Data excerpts
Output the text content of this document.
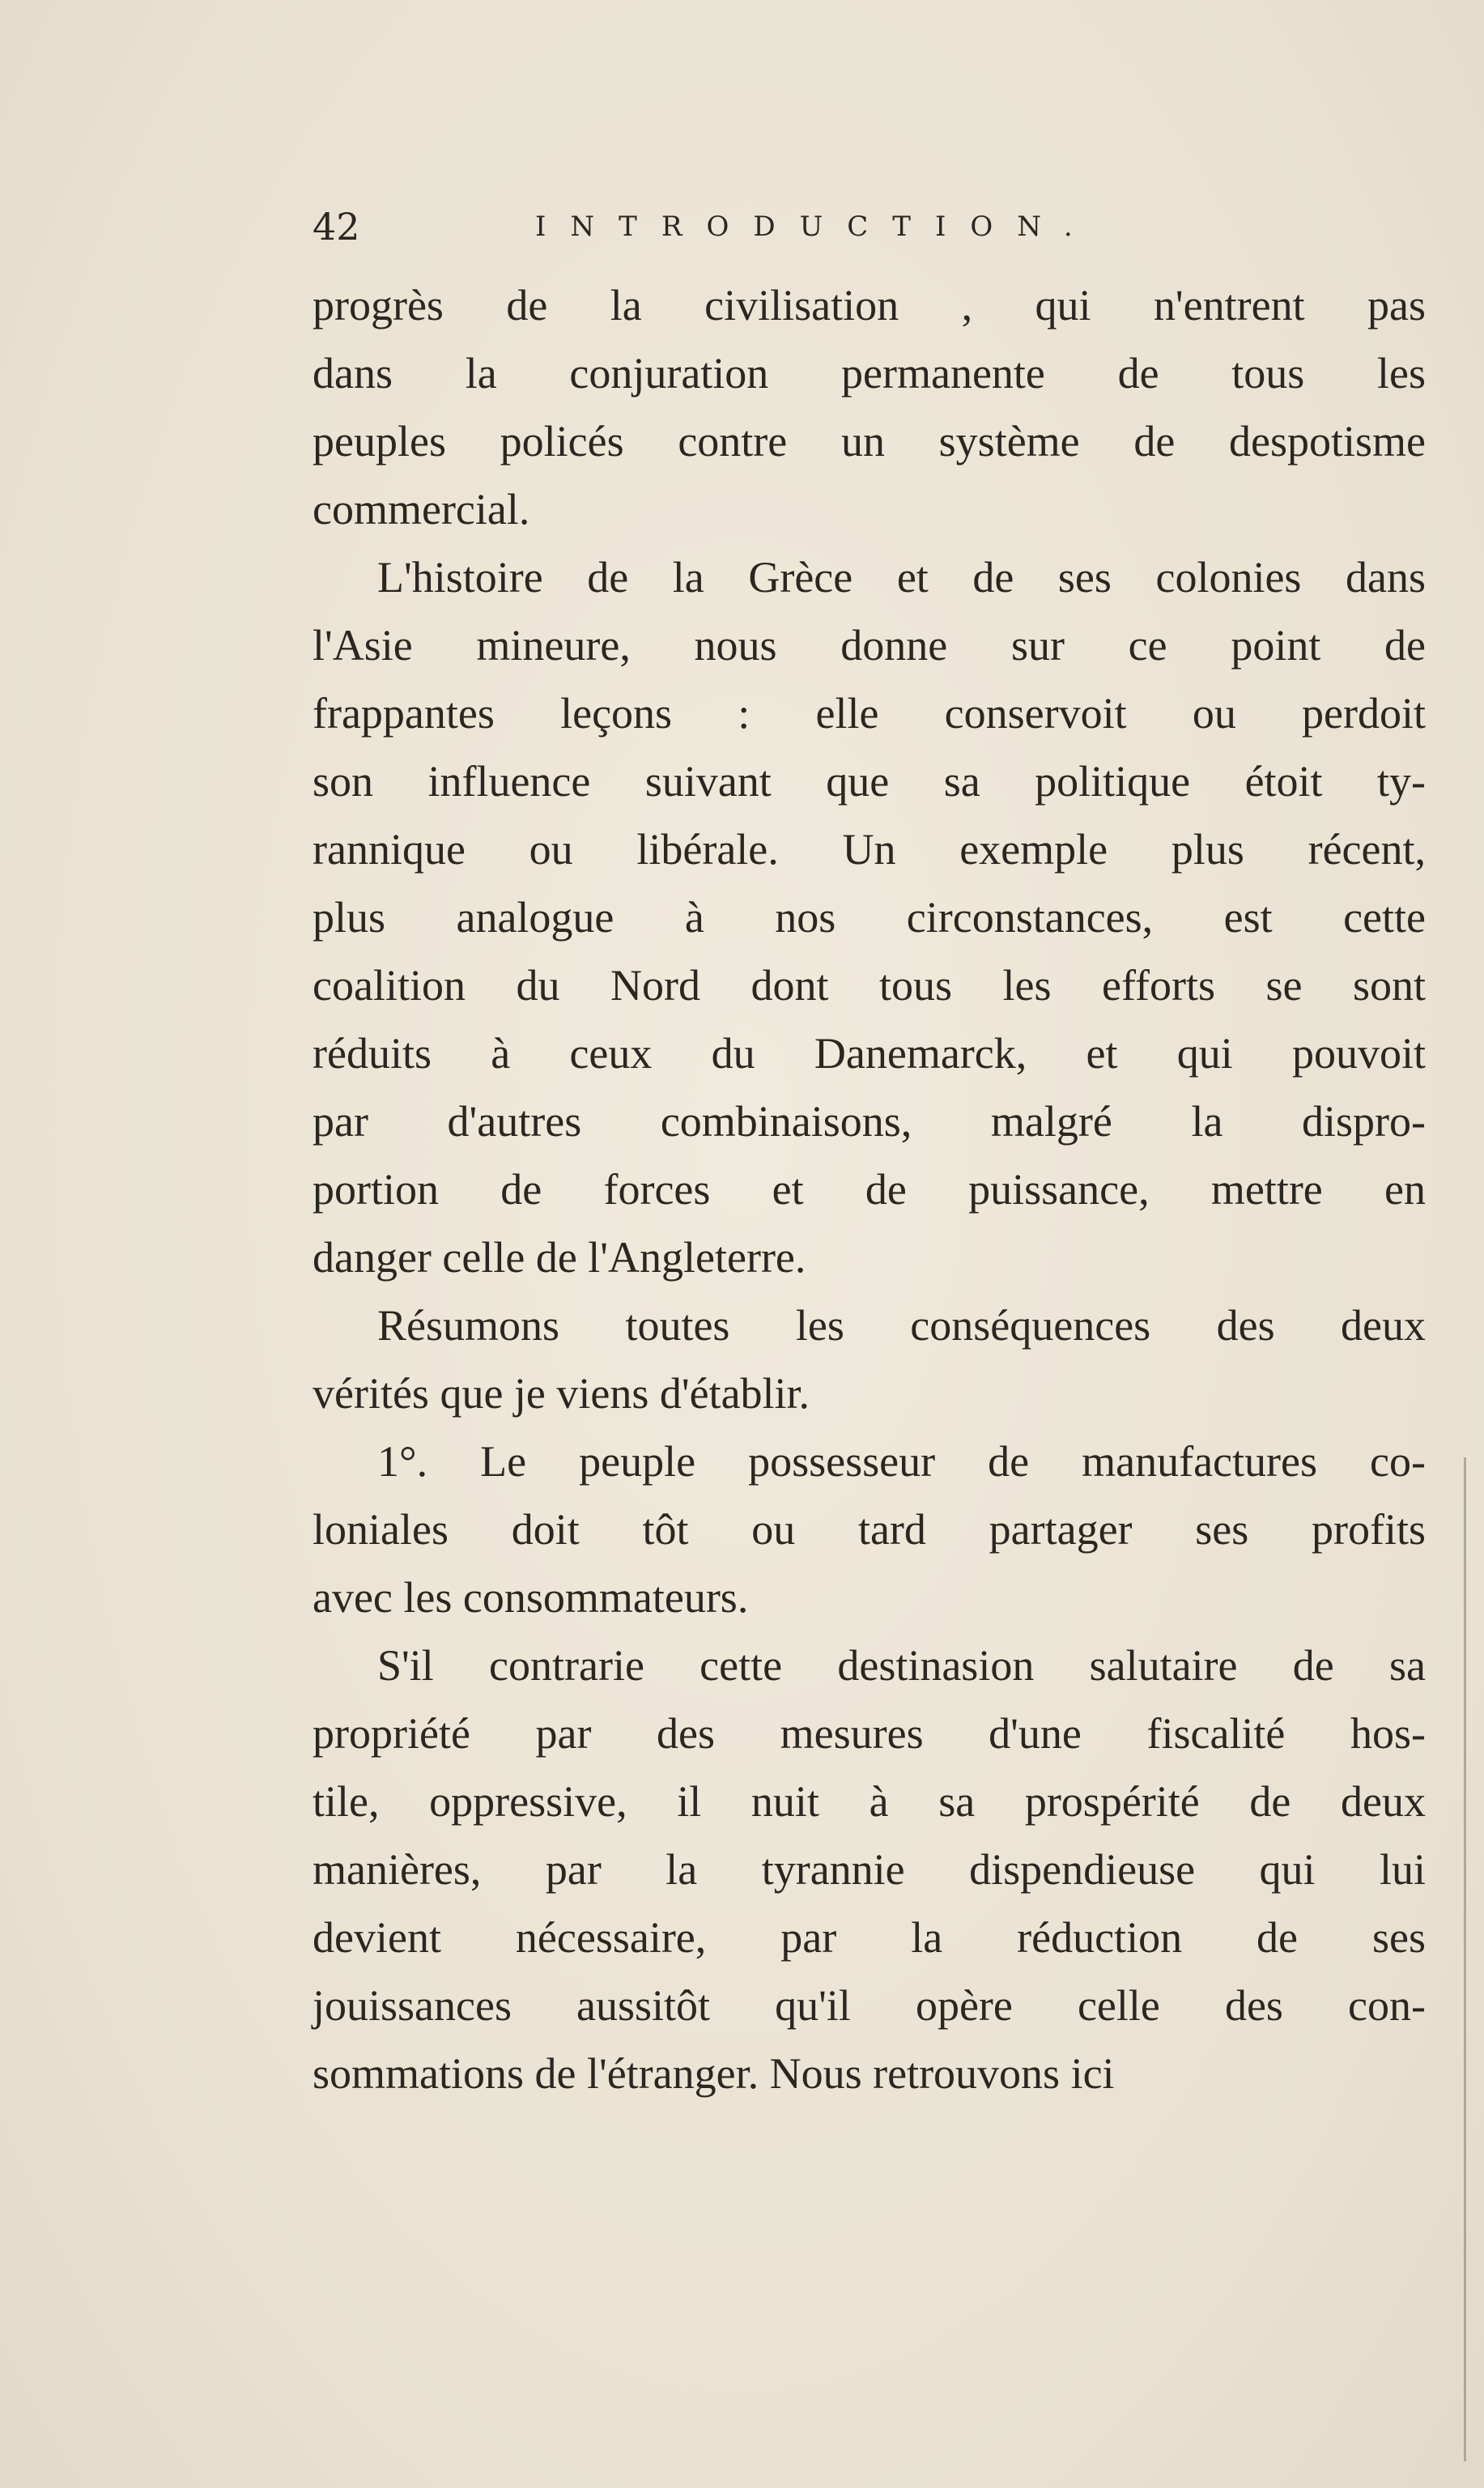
42	INTRODUCTION.
progrès de la civilisation , qui n'entrent pas
dans la conjuration permanente de tous les
peuples policés contre un système de despotisme
commercial.
L'histoire de la Grèce et de ses colonies dans
l'Asie mineure, nous donne sur ce point de
frappantes leçons : elle conservoit ou perdoit
son influence suivant que sa politique étoit ty-
rannique ou libérale. Un exemple plus récent,
plus analogue à nos circonstances, est cette
coalition du Nord dont tous les efforts se sont
réduits à ceux du Danemarck, et qui pouvoit
par d'autres combinaisons, malgré la dispro-
portion de forces et de puissance, mettre en
danger celle de l'Angleterre.
Résumons toutes les conséquences des deux
vérités que je viens d'établir.
1°. Le peuple possesseur de manufactures co-
loniales doit tôt ou tard partager ses profits
avec les consommateurs.
S'il contrarie cette destinasion salutaire de sa
propriété par des mesures d'une fiscalité hos-
tile, oppressive, il nuit à sa prospérité de deux
manières, par la tyrannie dispendieuse qui lui
devient nécessaire, par la réduction de ses
jouissances aussitôt qu'il opère celle des con-
sommations de l'étranger. Nous retrouvons ici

• [WHAT THE EXERCISE ASKS]
What count of lines in the listing contain the word "deux"? Reply with the number only.

• [ANSWER TO THE PROBLEM]
2